* BEGIN *

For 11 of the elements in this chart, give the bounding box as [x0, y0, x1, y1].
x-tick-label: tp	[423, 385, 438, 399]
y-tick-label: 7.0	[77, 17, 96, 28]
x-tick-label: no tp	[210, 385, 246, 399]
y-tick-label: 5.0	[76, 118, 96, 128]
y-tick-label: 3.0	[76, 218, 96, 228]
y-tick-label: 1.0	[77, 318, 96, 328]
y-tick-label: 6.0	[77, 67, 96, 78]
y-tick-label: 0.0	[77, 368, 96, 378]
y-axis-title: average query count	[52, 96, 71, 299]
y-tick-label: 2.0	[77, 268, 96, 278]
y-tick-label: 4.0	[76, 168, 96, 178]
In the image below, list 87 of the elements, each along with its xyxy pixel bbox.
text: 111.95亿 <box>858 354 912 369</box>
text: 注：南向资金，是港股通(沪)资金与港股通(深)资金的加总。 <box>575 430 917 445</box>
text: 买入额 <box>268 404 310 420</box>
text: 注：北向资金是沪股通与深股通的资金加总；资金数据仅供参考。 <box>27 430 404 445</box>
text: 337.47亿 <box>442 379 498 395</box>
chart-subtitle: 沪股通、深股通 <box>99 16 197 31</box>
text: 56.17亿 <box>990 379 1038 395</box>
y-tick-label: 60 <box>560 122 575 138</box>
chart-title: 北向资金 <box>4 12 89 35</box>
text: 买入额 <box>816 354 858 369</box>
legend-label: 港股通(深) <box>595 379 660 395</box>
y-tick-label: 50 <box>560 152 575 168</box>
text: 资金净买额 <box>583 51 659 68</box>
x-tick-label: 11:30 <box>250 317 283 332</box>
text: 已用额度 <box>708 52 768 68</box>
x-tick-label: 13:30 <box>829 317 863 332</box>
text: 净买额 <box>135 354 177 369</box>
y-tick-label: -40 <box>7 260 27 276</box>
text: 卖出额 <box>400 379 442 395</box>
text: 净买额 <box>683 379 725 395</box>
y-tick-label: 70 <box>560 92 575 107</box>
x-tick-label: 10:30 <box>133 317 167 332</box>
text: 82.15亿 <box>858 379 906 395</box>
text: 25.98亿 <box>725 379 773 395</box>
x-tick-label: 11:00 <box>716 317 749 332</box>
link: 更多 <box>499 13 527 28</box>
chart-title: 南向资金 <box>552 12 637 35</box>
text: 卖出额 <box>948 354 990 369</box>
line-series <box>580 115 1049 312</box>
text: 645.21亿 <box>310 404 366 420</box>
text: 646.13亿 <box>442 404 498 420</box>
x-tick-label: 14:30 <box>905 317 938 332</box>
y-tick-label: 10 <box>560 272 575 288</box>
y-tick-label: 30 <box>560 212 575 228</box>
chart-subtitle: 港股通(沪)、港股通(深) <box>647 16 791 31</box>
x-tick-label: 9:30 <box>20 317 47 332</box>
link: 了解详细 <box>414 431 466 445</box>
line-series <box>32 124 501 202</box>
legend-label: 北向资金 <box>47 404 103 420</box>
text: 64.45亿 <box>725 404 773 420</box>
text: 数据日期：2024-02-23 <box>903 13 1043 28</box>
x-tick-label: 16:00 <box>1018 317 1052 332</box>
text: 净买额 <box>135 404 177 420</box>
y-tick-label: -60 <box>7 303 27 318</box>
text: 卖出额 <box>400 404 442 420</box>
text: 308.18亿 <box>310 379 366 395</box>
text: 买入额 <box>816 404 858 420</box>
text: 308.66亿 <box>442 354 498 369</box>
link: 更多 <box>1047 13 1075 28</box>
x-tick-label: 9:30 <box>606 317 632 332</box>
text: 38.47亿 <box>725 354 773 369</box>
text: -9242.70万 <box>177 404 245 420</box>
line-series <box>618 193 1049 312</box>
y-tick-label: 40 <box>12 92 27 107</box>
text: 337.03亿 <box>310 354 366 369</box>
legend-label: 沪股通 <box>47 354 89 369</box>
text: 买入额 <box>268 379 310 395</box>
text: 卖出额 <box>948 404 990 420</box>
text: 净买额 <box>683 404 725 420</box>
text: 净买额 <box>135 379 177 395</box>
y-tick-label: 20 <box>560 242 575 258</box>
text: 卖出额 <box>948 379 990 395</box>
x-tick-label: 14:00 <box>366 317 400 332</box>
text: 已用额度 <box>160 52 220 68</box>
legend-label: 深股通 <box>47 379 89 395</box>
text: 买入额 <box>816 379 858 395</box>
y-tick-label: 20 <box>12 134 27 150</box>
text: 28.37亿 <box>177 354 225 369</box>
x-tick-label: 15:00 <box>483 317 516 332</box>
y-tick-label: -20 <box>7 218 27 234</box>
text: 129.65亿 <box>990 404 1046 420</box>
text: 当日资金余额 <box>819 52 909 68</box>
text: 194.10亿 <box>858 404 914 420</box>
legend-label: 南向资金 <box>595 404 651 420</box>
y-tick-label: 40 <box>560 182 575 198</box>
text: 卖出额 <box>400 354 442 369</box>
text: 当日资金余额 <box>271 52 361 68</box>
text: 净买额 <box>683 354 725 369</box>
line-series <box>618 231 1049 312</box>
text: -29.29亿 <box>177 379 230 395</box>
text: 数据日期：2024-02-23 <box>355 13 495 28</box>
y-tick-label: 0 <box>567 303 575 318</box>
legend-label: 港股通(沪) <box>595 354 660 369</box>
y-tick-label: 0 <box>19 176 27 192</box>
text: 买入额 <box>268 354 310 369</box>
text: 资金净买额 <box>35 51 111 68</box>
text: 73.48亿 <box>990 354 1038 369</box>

* END *

● Problem to work on: Output every line of the listing above as a JSON list of strings, one string per line, leaving out blank lines.

● Result of this task:
[
  "For 11 of the elements in this chart, give the bounding box as [x0, y0, x1, y1].",
  "x-tick-label: tp\t[423, 385, 438, 399]",
  "y-tick-label: 7.0\t[77, 17, 96, 28]",
  "x-tick-label: no tp\t[210, 385, 246, 399]",
  "y-tick-label: 5.0\t[76, 118, 96, 128]",
  "y-tick-label: 3.0\t[76, 218, 96, 228]",
  "y-tick-label: 1.0\t[77, 318, 96, 328]",
  "y-tick-label: 6.0\t[77, 67, 96, 78]",
  "y-tick-label: 0.0\t[77, 368, 96, 378]",
  "y-axis-title: average query count\t[52, 96, 71, 299]",
  "y-tick-label: 2.0\t[77, 268, 96, 278]",
  "y-tick-label: 4.0\t[76, 168, 96, 178]",
  "In the image below, list 87 of the elements, each along with its xyxy pixel bbox.",
  "text: 111.95亿 <box>858 354 912 369</box>",
  "text: 注：南向资金，是港股通(沪)资金与港股通(深)资金的加总。 <box>575 430 917 445</box>",
  "text: 买入额 <box>268 404 310 420</box>",
  "text: 注：北向资金是沪股通与深股通的资金加总；资金数据仅供参考。 <box>27 430 404 445</box>",
  "text: 337.47亿 <box>442 379 498 395</box>",
  "chart-subtitle: 沪股通、深股通 <box>99 16 197 31</box>",
  "text: 56.17亿 <box>990 379 1038 395</box>",
  "y-tick-label: 60 <box>560 122 575 138</box>",
  "chart-title: 北向资金 <box>4 12 89 35</box>",
  "text: 买入额 <box>816 354 858 369</box>",
  "legend-label: 港股通(深) <box>595 379 660 395</box>",
  "y-tick-label: 50 <box>560 152 575 168</box>",
  "text: 资金净买额 <box>583 51 659 68</box>",
  "x-tick-label: 11:30 <box>250 317 283 332</box>",
  "text: 已用额度 <box>708 52 768 68</box>",
  "x-tick-label: 13:30 <box>829 317 863 332</box>",
  "text: 净买额 <box>135 354 177 369</box>",
  "y-tick-label: -40 <box>7 260 27 276</box>",
  "text: 卖出额 <box>400 379 442 395</box>",
  "text: 净买额 <box>683 379 725 395</box>",
  "y-tick-label: 70 <box>560 92 575 107</box>",
  "x-tick-label: 10:30 <box>133 317 167 332</box>",
  "text: 82.15亿 <box>858 379 906 395</box>",
  "text: 25.98亿 <box>725 379 773 395</box>",
  "x-tick-label: 11:00 <box>716 317 749 332</box>",
  "link: 更多 <box>499 13 527 28</box>",
  "chart-title: 南向资金 <box>552 12 637 35</box>",
  "text: 卖出额 <box>948 354 990 369</box>",
  "line-series <box>580 115 1049 312</box>",
  "text: 645.21亿 <box>310 404 366 420</box>",
  "text: 646.13亿 <box>442 404 498 420</box>",
  "x-tick-label: 14:30 <box>905 317 938 332</box>",
  "y-tick-label: 10 <box>560 272 575 288</box>",
  "y-tick-label: 30 <box>560 212 575 228</box>",
  "chart-subtitle: 港股通(沪)、港股通(深) <box>647 16 791 31</box>",
  "x-tick-label: 9:30 <box>20 317 47 332</box>",
  "link: 了解详细 <box>414 431 466 445</box>",
  "line-series <box>32 124 501 202</box>",
  "legend-label: 北向资金 <box>47 404 103 420</box>",
  "text: 64.45亿 <box>725 404 773 420</box>",
  "text: 数据日期：2024-02-23 <box>903 13 1043 28</box>",
  "x-tick-label: 16:00 <box>1018 317 1052 332</box>",
  "text: 净买额 <box>135 404 177 420</box>",
  "y-tick-label: -60 <box>7 303 27 318</box>",
  "text: 卖出额 <box>400 404 442 420</box>",
  "text: 308.18亿 <box>310 379 366 395</box>",
  "text: 买入额 <box>816 404 858 420</box>",
  "text: 308.66亿 <box>442 354 498 369</box>",
  "link: 更多 <box>1047 13 1075 28</box>",
  "x-tick-label: 9:30 <box>606 317 632 332</box>",
  "text: 38.47亿 <box>725 354 773 369</box>",
  "text: -9242.70万 <box>177 404 245 420</box>",
  "line-series <box>618 193 1049 312</box>",
  "y-tick-label: 40 <box>12 92 27 107</box>",
  "text: 337.03亿 <box>310 354 366 369</box>",
  "legend-label: 沪股通 <box>47 354 89 369</box>",
  "text: 买入额 <box>268 379 310 395</box>",
  "text: 卖出额 <box>948 404 990 420</box>",
  "text: 净买额 <box>683 404 725 420</box>",
  "text: 净买额 <box>135 379 177 395</box>",
  "y-tick-label: 20 <box>560 242 575 258</box>",
  "text: 卖出额 <box>948 379 990 395</box>",
  "x-tick-label: 14:00 <box>366 317 400 332</box>",
  "text: 已用额度 <box>160 52 220 68</box>",
  "legend-label: 深股通 <box>47 379 89 395</box>",
  "text: 买入额 <box>816 379 858 395</box>",
  "y-tick-label: 20 <box>12 134 27 150</box>",
  "text: 28.37亿 <box>177 354 225 369</box>",
  "x-tick-label: 15:00 <box>483 317 516 332</box>",
  "y-tick-label: -20 <box>7 218 27 234</box>",
  "text: 129.65亿 <box>990 404 1046 420</box>",
  "text: 当日资金余额 <box>819 52 909 68</box>",
  "text: 194.10亿 <box>858 404 914 420</box>",
  "legend-label: 南向资金 <box>595 404 651 420</box>",
  "y-tick-label: 40 <box>560 182 575 198</box>",
  "text: 卖出额 <box>400 354 442 369</box>",
  "text: 当日资金余额 <box>271 52 361 68</box>",
  "text: 净买额 <box>683 354 725 369</box>",
  "line-series <box>618 231 1049 312</box>",
  "text: -29.29亿 <box>177 379 230 395</box>",
  "text: 数据日期：2024-02-23 <box>355 13 495 28</box>",
  "y-tick-label: 0 <box>567 303 575 318</box>",
  "legend-label: 港股通(沪) <box>595 354 660 369</box>",
  "y-tick-label: 0 <box>19 176 27 192</box>",
  "text: 买入额 <box>268 354 310 369</box>",
  "text: 资金净买额 <box>35 51 111 68</box>",
  "text: 73.48亿 <box>990 354 1038 369</box>"
]